**Given text**:
↓↓↓

The Bayesian Fisher-EM algorithm is built on a Bayesian formulation of the
model used in the fem. It is a subspace clustering method for
high-dimensional data. It is based on a Gaussian Mixture Model and on the
idea that the data lives in a common and low dimensional subspace. A VEM-like
algorithm estimates both the discriminative subspace and the parameters of
the mixture model.
bfem(
Y,
K = 2:6,
model = "AkjBk",
method = "gs",
crit = "icl",
maxit.em = 100,
eps.em = 1e-06,
maxit.ve = 3,
eps.ve = 1e-04,
lambda = 1000,
emp.bayes = T,
init = "kmeans",
nstart = 10,
Tinit = c(),
kernel = "",
disp = FALSE,
mc.cores = (detectCores() - 1),
subset = NULL
)The data matrix. Categorical variables and missing values are not allowed.
An integer vector specifying the numbers of mixture components (clusters) among which the model selection criterion will choose the most appropriate number of groups. Default is 2:6.
A vector of Bayesian discriminative latent mixture (BDLM) models
to fit. There are 12 different models: "DkBk", "DkB", "DBk", "DB", "AkjBk",
"AkjB", "AkBk", "AkBk", "AjBk", "AjB", "ABk", "AB". The option "all"
executes the Fisher-EM algorithm on the 12 DLM models and select the best
model according to the maximum value obtained by model selection criterion.
Similar to fem
The method used for the fitting of the projection matrix associated to the discriminative subspace. Three methods are available: 'gs' (Gram-Schmidt, the original proposition), 'svd' (based on SVD, faster) and 'reg' (the Fisher criterion is rewritten as a regression problem). The 'gs' method is the default method.
The model selection criterion to use for selecting the most appropriate model for the data. There are 3 possibilities: "bic", "aic" or "icl". Default is "icl".
The maximum number of iterations before the stop of the main EM loop in the BFEM algorithm.
The threshold value for the likelihood differences (Aitken's criterion) to stop the BFEM algorithm.
The maximum number of iterations before the stop of the VE-step loop (fixed point algorithm)
The threshold value for the likelihood differences (Aitken's criterion) to stop the BFEM algorithm.
The initial value for the variance of the Gaussian prior on the means in the latent space.
Should the hyper-parameters (mean and variance) of the prior be updated ? Default to TRUE.
The initialization method for the Fisher-EM algorithm. There are 4 options: "random" for a randomized initialization, "kmeans" for an initialization by the kmeans algorithm, "hclust" for hierarchical clustering initialization or "user" for a specific initialization through the parameter "Tinit". Default is "kmeans". Notice that for "kmeans" and "random", several initializations are asked and the initialization associated with the highest likelihood is kept (see "nstart").
The number of restart if the initialization is "kmeans" or "random". In such a case, the initialization associated with the highest likelihood is kept.
A n x K matrix which contains posterior probabilities for initializing the algorithm (each line corresponds to an individual).
It enables to deal with the n < p problem. By default, no kernel (" ") is used. But the user has the choice between 3 options for the kernel: "linear", "sigmoid" or "rbf".
If true, some messages are printed during the clustering. Default is false.
The number of CPUs to use to fit in parallel the different models (only for non-Windows platforms). Default is the number of available cores minus 1.

↑↑↑

**Dataset content**:
↓↓↓

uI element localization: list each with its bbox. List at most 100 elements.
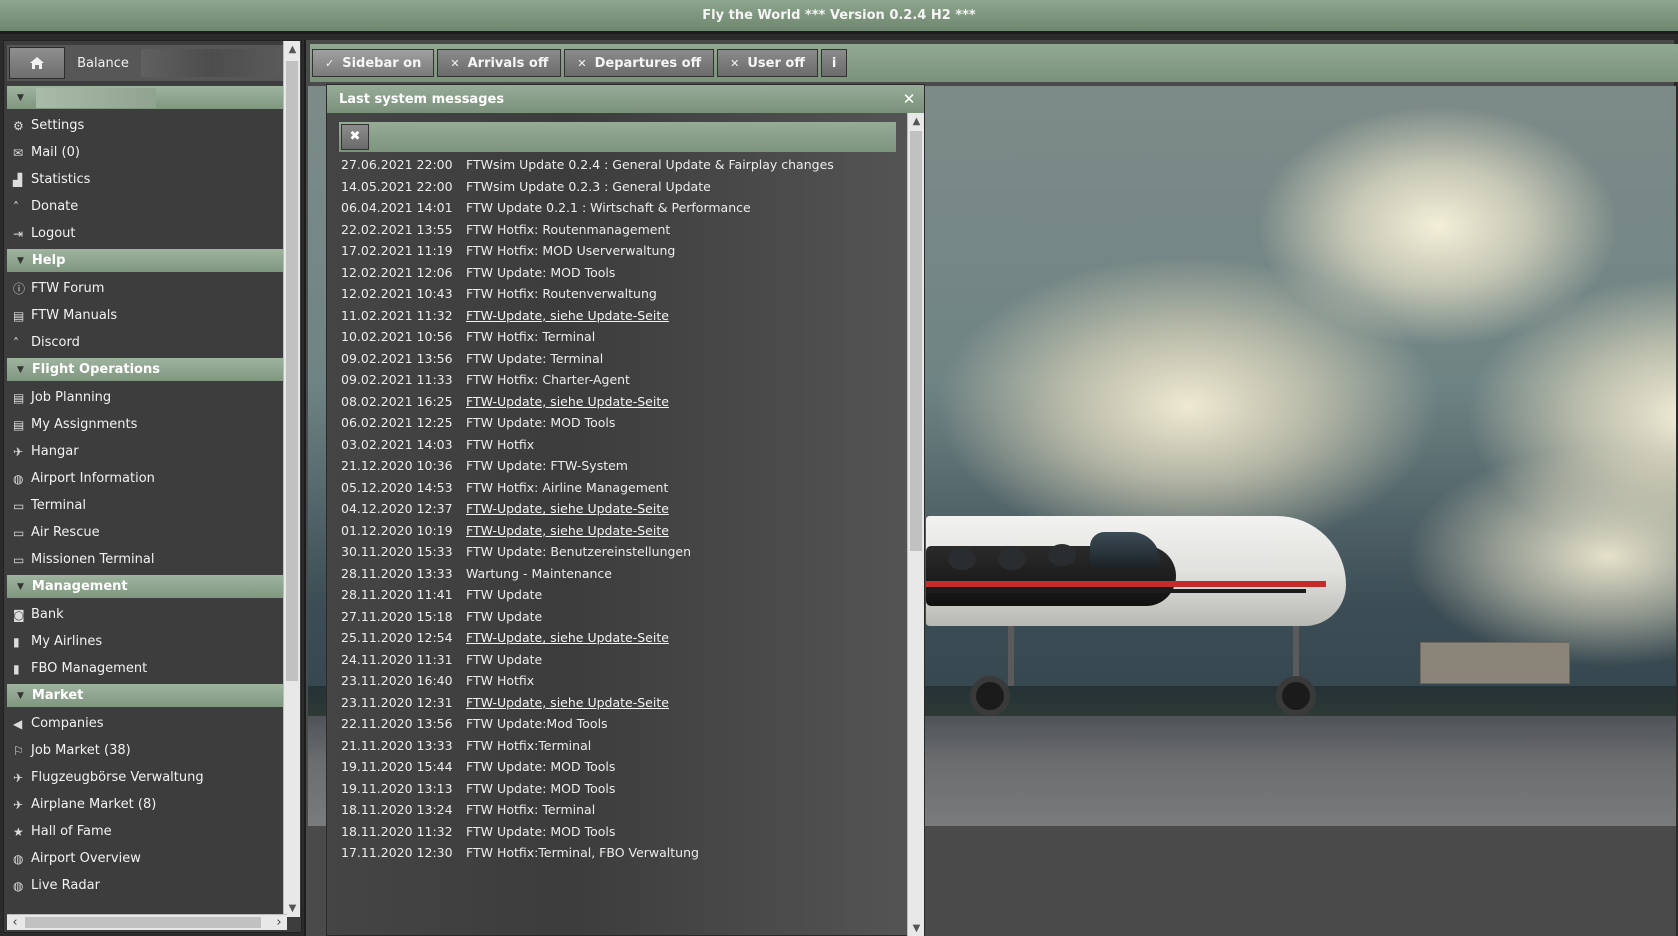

↑↑↑

**Challenge 1**: State whether each statement agrees with the bfem documentation, answering yes or no and quoting the deciding words: (a) the default model selection criterion is "bic"; (b) the 'svd' method is described as faster; (c) categorical variables are permitted in the data matrix.
**Challenge 2**:
Answer from the bfem documentation:
(a) How many initialization options are there?
(b) Which three kernel options may the user choose?
(c) What is the default for the numbers of mixture components?
**Challenge 3**: Reproduce the bfem documentation between "The maximum number of iterations before the stop of the VE-step" and "Default to TRUE.", inclusive, swapping "hyper-parameters" for "hyperparameters".
The data are separate material from the bfem documentation.

**Correct answer 1**:
(a) No: "Default is "icl"."
(b) Yes: "'svd' (based on SVD, faster)"
(c) No: "Categorical variables and missing values are not allowed."

**Correct answer 2**:
(a) Four: "random", "kmeans", "hclust" and "user".
(b) "linear", "sigmoid" and "rbf".
(c) 2:6.

**Correct answer 3**:
The maximum number of iterations before the stop of the VE-step loop (fixed point algorithm)
The threshold value for the likelihood differences (Aitken's criterion) to stop the BFEM algorithm.
The initial value for the variance of the Gaussian prior on the means in the latent space.
Should the hyperparameters (mean and variance) of the prior be updated ? Default to TRUE.